▸ REQUIREMENTS: Search the records for "resolved". Copy every line where it appears.

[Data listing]
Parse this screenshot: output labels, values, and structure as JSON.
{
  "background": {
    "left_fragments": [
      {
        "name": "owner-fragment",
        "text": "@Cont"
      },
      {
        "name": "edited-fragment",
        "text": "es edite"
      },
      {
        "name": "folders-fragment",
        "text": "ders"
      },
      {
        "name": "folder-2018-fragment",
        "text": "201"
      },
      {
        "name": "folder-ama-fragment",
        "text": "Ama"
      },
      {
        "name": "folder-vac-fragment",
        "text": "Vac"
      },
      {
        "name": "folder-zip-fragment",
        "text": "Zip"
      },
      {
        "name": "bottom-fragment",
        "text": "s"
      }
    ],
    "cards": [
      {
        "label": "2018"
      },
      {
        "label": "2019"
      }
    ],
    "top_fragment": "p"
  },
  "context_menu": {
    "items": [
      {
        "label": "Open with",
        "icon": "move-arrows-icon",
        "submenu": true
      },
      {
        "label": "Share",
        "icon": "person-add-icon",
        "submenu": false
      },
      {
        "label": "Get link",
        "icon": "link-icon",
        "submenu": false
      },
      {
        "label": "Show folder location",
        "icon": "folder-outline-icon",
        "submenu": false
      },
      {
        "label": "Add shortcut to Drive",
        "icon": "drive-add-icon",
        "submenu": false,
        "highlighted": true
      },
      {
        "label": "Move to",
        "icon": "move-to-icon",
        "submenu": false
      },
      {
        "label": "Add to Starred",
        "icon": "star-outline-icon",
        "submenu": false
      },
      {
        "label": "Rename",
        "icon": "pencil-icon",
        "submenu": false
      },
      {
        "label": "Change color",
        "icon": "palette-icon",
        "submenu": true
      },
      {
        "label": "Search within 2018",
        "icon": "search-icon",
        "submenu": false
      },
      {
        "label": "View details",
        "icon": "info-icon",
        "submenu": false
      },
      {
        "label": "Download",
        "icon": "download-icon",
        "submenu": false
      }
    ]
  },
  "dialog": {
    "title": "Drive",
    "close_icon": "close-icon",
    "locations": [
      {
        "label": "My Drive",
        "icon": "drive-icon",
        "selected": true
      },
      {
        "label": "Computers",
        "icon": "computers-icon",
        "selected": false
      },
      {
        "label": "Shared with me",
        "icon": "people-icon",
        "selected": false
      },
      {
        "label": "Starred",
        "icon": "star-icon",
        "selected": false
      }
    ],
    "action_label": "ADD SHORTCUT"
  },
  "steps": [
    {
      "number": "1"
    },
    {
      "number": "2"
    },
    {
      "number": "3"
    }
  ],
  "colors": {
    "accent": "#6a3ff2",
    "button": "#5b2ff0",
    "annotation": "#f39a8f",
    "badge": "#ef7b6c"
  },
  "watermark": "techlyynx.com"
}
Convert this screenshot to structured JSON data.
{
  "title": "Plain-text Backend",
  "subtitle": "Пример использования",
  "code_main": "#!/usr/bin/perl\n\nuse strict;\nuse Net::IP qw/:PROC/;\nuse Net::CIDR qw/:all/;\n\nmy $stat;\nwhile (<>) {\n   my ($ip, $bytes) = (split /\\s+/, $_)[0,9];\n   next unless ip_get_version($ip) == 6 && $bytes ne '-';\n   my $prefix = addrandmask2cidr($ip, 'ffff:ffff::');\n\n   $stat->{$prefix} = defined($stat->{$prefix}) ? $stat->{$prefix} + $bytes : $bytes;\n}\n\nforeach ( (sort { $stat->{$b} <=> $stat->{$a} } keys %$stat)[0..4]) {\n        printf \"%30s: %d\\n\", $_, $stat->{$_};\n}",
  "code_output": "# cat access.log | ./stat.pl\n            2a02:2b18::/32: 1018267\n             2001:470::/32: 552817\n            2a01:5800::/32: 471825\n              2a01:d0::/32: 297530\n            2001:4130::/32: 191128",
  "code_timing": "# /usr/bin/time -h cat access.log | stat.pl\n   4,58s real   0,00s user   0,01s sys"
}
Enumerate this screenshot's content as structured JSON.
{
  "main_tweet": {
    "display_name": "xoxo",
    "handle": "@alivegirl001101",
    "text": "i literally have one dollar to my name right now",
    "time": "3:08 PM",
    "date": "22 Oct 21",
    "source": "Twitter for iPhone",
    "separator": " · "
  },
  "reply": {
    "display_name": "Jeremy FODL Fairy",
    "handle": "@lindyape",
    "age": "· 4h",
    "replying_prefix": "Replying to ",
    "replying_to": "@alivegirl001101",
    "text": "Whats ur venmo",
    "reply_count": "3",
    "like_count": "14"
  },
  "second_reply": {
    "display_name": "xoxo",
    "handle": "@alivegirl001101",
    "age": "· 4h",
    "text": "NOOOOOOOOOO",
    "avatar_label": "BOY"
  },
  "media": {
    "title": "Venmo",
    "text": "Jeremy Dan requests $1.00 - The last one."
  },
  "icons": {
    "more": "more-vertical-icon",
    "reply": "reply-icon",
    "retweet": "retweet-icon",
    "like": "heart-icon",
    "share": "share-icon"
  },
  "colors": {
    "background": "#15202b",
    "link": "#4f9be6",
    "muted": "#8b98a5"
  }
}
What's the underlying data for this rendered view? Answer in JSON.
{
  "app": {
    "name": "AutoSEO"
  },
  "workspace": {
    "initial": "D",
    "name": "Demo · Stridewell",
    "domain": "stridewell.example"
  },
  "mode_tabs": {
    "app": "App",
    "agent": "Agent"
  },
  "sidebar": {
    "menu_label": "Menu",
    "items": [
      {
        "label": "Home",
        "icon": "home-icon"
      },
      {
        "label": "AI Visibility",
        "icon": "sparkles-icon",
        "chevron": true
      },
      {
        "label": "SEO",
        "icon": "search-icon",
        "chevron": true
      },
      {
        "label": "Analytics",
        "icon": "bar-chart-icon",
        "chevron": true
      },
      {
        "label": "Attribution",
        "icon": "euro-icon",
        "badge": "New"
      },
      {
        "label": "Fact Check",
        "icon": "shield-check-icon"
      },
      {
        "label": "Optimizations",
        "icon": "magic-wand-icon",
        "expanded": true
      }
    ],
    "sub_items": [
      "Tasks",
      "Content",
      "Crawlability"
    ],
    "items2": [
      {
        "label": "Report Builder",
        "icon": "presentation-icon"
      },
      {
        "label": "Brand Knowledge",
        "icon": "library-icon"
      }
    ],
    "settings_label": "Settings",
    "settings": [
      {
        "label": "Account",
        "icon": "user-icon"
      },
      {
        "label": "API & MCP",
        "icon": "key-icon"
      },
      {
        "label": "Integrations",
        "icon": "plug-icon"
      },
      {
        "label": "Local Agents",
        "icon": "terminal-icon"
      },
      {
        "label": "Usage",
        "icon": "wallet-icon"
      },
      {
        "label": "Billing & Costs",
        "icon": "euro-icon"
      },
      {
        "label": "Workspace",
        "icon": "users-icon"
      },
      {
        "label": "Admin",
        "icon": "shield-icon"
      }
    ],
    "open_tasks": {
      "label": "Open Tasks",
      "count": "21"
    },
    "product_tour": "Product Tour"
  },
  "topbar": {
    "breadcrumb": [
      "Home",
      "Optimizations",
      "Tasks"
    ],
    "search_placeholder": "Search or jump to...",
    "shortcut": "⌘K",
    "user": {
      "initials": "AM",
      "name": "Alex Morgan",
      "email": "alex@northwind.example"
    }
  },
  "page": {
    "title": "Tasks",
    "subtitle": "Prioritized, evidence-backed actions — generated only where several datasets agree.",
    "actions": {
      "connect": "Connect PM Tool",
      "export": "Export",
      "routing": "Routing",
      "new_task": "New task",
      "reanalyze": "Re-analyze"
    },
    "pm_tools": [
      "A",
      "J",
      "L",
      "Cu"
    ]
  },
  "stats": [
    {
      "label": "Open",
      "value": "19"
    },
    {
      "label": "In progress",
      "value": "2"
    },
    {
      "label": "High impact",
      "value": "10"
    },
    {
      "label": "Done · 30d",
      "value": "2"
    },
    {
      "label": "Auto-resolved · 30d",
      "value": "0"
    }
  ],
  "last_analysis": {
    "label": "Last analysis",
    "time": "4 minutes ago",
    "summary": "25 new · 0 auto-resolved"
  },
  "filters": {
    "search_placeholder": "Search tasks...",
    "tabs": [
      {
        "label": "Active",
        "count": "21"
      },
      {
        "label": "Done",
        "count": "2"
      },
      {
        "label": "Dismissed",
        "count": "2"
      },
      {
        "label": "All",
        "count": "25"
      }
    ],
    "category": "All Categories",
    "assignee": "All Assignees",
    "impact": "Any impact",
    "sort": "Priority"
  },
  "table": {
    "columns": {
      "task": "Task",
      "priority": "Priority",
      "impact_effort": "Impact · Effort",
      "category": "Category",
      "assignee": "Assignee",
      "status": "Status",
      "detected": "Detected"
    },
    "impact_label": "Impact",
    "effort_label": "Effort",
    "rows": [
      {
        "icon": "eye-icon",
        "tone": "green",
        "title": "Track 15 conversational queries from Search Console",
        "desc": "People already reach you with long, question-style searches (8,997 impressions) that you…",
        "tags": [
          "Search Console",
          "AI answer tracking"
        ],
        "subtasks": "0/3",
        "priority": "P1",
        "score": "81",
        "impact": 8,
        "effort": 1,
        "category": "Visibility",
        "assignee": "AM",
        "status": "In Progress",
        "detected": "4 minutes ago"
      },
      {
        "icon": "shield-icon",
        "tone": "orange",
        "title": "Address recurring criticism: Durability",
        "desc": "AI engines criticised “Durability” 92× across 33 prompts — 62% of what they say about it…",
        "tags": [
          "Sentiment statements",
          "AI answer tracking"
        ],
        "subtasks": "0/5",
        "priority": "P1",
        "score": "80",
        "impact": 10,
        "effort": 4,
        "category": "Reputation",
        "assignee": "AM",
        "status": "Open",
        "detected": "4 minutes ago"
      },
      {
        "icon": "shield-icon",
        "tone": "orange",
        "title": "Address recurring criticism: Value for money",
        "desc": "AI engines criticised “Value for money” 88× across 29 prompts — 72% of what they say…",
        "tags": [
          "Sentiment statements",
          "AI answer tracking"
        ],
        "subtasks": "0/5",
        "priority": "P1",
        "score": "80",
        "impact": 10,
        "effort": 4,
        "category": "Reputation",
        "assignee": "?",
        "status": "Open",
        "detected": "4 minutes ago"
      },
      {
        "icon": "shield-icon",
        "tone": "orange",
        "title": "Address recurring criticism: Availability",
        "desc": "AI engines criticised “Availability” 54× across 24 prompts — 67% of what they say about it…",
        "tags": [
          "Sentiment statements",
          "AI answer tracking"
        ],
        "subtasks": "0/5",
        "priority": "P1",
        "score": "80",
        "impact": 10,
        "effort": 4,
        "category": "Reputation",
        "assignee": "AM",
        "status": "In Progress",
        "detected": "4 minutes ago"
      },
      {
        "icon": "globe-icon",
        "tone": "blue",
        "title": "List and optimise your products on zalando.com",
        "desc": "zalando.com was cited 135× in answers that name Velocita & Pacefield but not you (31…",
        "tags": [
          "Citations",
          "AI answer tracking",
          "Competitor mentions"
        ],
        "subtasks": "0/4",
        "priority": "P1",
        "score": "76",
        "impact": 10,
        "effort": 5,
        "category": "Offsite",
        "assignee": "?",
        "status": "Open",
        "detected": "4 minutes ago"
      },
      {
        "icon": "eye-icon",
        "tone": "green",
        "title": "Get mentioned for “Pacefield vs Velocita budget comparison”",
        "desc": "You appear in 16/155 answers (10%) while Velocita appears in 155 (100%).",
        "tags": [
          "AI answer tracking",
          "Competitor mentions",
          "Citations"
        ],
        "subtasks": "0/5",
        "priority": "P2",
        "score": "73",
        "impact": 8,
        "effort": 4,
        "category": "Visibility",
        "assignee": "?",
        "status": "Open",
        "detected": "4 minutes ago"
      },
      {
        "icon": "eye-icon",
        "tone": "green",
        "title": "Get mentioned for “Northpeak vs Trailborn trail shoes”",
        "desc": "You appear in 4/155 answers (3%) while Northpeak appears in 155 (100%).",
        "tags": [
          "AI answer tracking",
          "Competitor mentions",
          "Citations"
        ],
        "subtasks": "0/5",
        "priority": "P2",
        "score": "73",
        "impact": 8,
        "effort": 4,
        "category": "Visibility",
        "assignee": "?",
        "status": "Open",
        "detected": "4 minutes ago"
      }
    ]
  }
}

▸ ANSWER:
      "label": "Auto-resolved · 30d",
    "summary": "25 new · 0 auto-resolved"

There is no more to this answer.